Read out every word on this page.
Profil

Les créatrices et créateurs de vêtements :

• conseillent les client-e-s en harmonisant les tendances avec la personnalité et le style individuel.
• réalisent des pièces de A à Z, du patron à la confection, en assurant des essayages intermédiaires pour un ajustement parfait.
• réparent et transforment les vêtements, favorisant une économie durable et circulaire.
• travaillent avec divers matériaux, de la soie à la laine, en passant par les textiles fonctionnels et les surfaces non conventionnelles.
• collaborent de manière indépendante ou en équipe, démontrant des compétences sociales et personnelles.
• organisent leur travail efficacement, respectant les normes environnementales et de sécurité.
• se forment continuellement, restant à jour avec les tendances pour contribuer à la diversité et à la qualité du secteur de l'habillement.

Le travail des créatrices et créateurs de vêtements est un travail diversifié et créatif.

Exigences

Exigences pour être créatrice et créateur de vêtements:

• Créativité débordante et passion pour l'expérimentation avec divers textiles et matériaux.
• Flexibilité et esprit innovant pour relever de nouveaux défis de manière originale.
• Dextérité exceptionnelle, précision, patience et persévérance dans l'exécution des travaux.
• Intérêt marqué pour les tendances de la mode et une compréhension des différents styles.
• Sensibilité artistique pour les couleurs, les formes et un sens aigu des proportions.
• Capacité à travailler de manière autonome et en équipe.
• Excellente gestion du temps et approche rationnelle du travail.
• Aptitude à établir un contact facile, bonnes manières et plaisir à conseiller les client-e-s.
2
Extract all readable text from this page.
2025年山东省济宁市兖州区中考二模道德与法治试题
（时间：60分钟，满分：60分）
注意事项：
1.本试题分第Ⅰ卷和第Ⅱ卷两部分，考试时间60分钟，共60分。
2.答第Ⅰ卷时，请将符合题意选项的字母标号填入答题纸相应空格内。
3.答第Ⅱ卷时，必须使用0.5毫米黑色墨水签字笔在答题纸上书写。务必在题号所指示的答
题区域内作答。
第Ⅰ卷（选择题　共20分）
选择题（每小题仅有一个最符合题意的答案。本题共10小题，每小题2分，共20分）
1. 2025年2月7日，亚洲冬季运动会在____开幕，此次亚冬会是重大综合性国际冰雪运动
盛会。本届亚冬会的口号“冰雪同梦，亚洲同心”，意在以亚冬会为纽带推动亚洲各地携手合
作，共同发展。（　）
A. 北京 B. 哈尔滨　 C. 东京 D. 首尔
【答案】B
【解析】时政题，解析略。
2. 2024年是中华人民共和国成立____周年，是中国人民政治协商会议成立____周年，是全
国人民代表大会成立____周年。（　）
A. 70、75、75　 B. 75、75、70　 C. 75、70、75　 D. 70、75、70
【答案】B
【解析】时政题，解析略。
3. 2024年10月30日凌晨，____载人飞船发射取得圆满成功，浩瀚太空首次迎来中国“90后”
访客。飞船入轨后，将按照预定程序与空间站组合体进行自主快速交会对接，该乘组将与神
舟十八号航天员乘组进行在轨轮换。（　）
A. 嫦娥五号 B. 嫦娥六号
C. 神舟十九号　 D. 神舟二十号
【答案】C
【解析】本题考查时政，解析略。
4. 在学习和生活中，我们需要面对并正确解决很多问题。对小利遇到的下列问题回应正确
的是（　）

========

> Objective: Find the lines above that include the string "créateurs" and copy them.

> Answer to the problem:
Les créatrices et créateurs de vêtements :
Le travail des créatrices et créateurs de vêtements est un travail diversifié et créatif.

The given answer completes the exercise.